Aim:
Convert the material from its first line through the line containing "ylabel-right-row1: h [km] (611, 90, 628, 131)", inclusive, into a Markdown table with the columns Row and Entry. Number each line and omit blank lines.

Data records:
_ _ _ _ _

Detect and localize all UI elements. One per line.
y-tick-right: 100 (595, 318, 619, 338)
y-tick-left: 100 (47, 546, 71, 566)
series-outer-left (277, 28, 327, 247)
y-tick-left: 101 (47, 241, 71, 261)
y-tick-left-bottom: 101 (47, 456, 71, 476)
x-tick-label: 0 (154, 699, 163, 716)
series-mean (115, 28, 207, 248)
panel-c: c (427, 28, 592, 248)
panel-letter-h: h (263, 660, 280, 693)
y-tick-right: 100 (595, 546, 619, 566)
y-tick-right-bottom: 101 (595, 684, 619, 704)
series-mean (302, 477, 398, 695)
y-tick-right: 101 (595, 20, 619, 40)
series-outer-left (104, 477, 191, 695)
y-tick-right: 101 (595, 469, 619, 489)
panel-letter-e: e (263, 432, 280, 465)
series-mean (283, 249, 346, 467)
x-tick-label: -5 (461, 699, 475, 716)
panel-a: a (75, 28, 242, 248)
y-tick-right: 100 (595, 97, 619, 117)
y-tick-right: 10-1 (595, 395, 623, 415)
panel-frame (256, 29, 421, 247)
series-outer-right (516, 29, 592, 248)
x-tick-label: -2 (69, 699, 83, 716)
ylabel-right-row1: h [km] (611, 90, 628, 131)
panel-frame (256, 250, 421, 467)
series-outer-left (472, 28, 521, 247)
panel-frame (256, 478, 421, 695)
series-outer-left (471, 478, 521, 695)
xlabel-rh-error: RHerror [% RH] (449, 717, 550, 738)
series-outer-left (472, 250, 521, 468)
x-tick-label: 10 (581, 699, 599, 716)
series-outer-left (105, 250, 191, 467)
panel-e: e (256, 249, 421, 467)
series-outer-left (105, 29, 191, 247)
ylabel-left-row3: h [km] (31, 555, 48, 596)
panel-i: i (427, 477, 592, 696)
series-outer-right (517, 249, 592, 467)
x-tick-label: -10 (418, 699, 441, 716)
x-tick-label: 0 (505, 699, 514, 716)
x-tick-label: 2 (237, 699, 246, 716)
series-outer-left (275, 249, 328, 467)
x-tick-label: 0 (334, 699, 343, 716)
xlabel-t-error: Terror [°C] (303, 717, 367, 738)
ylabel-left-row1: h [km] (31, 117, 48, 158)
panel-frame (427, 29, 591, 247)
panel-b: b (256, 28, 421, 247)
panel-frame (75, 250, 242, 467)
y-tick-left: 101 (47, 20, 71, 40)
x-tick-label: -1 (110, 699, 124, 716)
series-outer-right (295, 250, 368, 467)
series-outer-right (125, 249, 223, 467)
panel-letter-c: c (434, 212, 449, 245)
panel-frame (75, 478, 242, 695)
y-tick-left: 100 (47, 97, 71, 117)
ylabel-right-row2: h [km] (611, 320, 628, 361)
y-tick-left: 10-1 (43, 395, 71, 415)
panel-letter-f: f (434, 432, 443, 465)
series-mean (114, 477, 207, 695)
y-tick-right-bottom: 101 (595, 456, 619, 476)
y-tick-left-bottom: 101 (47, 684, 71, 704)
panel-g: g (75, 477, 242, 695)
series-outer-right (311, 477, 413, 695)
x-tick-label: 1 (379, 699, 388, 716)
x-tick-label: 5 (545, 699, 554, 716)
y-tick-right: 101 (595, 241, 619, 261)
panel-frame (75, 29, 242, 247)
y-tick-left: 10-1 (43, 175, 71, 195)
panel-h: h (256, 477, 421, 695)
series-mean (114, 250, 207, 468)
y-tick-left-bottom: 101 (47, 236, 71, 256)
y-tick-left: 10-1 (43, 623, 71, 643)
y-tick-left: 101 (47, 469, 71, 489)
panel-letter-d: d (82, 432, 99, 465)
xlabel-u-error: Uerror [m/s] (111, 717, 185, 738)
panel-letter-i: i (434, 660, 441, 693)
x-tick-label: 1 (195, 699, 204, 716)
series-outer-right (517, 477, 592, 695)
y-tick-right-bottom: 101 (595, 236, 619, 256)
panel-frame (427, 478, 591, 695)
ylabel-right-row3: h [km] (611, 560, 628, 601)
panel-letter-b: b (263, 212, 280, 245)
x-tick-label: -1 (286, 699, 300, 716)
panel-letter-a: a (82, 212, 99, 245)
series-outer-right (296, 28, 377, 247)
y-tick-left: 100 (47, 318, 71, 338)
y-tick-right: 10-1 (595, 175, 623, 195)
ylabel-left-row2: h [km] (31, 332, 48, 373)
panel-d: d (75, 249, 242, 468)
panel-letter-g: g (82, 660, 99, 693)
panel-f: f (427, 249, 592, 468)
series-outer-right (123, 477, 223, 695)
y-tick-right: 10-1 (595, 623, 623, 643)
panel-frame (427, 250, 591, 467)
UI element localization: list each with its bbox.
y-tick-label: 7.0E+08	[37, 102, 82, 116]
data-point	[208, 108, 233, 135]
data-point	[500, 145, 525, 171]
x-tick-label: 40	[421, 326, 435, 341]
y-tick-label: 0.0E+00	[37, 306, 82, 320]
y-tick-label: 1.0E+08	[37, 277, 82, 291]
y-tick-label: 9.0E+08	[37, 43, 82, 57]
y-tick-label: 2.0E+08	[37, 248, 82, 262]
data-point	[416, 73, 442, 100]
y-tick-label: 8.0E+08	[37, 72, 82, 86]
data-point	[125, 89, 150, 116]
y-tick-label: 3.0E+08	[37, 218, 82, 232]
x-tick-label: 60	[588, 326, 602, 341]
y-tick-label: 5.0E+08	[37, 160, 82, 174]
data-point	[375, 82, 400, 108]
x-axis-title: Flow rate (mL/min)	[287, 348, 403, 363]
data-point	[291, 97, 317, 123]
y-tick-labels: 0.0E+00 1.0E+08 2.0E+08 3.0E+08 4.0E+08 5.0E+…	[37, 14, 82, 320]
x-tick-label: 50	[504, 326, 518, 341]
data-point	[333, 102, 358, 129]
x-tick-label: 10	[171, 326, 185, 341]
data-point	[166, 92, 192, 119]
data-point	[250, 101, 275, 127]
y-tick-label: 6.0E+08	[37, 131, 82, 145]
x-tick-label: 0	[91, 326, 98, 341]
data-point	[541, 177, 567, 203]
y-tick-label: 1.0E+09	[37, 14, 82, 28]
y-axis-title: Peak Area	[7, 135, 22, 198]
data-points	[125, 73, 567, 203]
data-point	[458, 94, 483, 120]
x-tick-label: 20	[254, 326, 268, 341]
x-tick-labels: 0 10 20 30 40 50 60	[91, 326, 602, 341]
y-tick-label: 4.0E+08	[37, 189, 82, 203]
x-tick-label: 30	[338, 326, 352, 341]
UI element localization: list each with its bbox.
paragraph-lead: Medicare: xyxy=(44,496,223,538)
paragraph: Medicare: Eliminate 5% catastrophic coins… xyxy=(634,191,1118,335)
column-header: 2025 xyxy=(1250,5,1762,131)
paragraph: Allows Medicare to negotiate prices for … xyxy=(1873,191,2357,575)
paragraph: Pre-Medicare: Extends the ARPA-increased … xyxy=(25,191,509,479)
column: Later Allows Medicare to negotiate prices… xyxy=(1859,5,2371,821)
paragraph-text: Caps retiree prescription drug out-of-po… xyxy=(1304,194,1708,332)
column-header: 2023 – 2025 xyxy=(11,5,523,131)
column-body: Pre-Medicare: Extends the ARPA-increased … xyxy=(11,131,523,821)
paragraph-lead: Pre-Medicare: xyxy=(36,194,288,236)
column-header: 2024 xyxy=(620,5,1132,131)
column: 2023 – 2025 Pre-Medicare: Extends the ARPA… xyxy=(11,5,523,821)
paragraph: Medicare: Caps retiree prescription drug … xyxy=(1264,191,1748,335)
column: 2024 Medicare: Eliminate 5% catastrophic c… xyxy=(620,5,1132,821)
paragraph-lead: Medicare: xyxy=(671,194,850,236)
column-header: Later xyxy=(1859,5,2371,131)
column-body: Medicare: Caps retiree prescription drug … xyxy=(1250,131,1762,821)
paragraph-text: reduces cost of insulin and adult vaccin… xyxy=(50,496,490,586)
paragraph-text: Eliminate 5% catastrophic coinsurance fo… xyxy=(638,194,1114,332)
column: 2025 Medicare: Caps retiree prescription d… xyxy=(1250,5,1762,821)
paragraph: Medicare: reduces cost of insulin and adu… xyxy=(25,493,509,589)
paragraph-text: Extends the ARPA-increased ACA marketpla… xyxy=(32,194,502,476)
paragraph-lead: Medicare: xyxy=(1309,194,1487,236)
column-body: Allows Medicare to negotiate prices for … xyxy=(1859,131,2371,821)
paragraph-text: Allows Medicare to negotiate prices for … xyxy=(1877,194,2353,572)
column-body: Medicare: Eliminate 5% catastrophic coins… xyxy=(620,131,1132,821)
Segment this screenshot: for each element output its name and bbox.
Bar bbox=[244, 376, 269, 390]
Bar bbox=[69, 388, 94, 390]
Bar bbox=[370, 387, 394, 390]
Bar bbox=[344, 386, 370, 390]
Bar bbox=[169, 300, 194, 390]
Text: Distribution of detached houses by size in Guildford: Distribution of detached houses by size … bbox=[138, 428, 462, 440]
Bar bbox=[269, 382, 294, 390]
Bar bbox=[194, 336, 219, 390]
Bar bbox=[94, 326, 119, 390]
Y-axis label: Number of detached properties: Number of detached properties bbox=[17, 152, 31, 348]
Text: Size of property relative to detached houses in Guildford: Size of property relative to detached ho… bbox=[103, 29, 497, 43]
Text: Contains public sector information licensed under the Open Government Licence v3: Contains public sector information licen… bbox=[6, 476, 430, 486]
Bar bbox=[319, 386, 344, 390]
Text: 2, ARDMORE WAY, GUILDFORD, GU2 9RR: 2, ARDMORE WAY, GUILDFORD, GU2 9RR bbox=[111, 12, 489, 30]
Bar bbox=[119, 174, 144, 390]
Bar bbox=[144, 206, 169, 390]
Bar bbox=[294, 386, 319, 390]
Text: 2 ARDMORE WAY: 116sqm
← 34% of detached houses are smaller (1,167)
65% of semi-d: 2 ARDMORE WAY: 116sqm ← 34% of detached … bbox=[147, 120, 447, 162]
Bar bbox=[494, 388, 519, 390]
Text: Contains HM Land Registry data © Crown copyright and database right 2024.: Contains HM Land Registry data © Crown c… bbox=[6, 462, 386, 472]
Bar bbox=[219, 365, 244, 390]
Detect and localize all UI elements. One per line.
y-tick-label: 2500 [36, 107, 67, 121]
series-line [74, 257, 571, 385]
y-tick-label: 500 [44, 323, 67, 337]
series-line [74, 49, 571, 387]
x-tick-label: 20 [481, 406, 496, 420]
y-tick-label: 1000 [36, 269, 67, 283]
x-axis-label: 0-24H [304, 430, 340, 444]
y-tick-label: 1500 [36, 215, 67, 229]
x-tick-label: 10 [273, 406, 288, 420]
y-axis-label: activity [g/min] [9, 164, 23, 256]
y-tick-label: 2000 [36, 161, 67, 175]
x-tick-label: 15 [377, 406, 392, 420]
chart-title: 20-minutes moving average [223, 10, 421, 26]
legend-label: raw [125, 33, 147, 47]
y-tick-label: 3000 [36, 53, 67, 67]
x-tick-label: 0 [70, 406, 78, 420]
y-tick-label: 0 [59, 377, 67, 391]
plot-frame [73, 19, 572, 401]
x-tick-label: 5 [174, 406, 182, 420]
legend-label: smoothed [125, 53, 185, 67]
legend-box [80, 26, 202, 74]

_ _ _ _ _

Result of the exercise:
| Row | Entry |
|---|---|
| 1 | Detect and localize all UI elements. One per line. |
| 2 | y-tick-right: 100 (595, 318, 619, 338) |
| 3 | y-tick-left: 100 (47, 546, 71, 566) |
| 4 | series-outer-left (277, 28, 327, 247) |
| 5 | y-tick-left: 101 (47, 241, 71, 261) |
| 6 | y-tick-left-bottom: 101 (47, 456, 71, 476) |
| 7 | x-tick-label: 0 (154, 699, 163, 716) |
| 8 | series-mean (115, 28, 207, 248) |
| 9 | panel-c: c (427, 28, 592, 248) |
| 10 | panel-letter-h: h (263, 660, 280, 693) |
| 11 | y-tick-right: 100 (595, 546, 619, 566) |
| 12 | y-tick-right-bottom: 101 (595, 684, 619, 704) |
| 13 | series-mean (302, 477, 398, 695) |
| 14 | y-tick-right: 101 (595, 20, 619, 40) |
| 15 | series-outer-left (104, 477, 191, 695) |
| 16 | y-tick-right: 101 (595, 469, 619, 489) |
| 17 | panel-letter-e: e (263, 432, 280, 465) |
| 18 | series-mean (283, 249, 346, 467) |
| 19 | x-tick-label: -5 (461, 699, 475, 716) |
| 20 | panel-a: a (75, 28, 242, 248) |
| 21 | y-tick-right: 100 (595, 97, 619, 117) |
| 22 | y-tick-right: 10-1 (595, 395, 623, 415) |
| 23 | panel-frame (256, 29, 421, 247) |
| 24 | series-outer-right (516, 29, 592, 248) |
| 25 | x-tick-label: -2 (69, 699, 83, 716) |
| 26 | ylabel-right-row1: h [km] (611, 90, 628, 131) |